Brief – Collect the lines of the entries where "text" shows up.

○ ○ ○ ○ ○ ○ ○

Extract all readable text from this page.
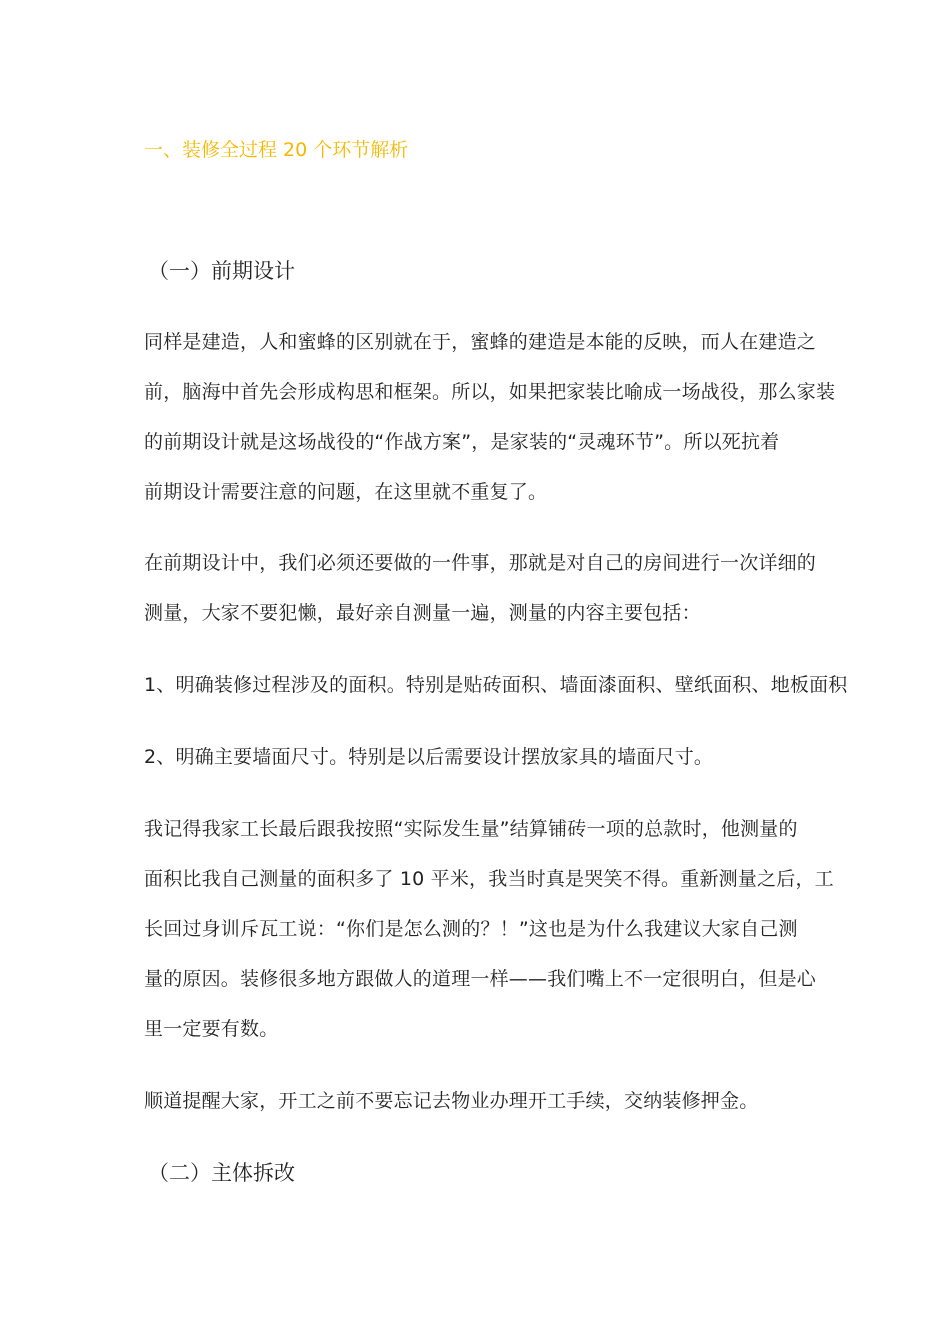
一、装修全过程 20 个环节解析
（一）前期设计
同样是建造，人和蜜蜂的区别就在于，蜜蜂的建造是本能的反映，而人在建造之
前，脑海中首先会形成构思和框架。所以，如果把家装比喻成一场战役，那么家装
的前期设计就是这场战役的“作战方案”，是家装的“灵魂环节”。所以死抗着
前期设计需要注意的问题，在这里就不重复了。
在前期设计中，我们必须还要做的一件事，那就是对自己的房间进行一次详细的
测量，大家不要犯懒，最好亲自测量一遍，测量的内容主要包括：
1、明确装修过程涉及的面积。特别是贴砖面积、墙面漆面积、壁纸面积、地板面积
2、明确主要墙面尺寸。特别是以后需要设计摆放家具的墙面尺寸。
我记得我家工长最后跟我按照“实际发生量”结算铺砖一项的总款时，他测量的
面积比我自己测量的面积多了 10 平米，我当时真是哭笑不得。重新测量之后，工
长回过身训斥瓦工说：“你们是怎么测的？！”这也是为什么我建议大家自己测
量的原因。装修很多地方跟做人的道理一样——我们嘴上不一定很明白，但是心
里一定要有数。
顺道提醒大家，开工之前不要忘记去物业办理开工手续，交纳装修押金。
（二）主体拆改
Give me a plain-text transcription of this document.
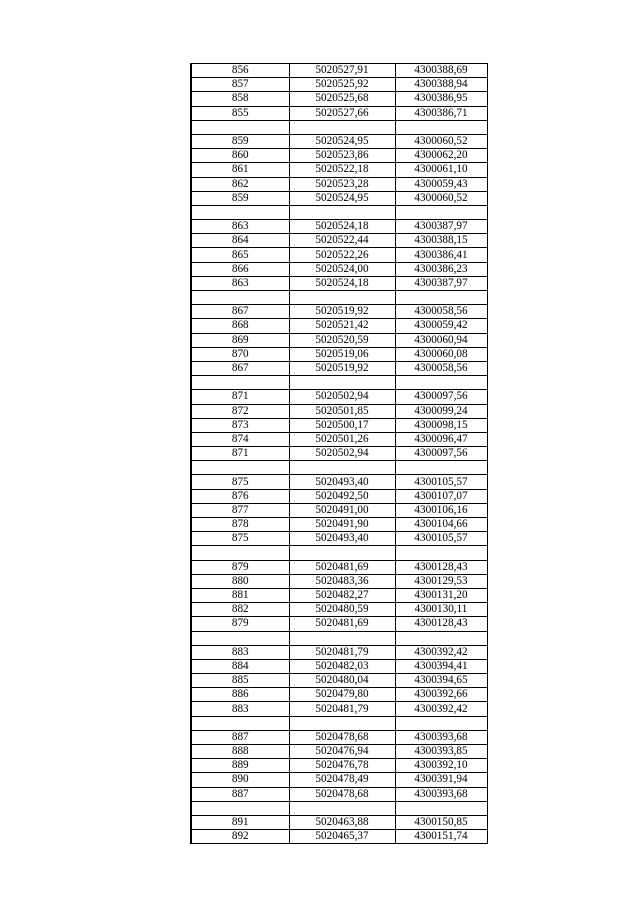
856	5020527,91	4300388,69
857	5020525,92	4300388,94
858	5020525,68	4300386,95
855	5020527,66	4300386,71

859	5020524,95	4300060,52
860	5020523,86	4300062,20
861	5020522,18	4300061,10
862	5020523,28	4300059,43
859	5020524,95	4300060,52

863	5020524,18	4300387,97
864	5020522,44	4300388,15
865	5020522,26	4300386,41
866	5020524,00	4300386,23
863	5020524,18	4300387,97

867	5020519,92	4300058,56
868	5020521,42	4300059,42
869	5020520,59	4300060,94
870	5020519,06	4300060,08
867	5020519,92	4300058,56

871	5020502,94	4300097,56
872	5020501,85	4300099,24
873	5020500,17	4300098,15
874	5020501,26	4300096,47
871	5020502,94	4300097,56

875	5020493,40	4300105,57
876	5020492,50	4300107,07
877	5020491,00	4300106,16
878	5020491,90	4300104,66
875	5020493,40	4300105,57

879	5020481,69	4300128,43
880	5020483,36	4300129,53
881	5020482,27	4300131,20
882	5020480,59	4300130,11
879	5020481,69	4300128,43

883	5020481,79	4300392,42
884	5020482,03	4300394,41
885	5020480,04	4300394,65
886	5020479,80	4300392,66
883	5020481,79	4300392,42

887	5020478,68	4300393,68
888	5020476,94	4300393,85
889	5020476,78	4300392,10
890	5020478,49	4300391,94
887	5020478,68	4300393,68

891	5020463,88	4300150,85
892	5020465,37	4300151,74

○ ○ ○ ○ ○ ○ ○

Answer in full –
Extract all readable text from this page.
Give me a plain-text transcription of this document.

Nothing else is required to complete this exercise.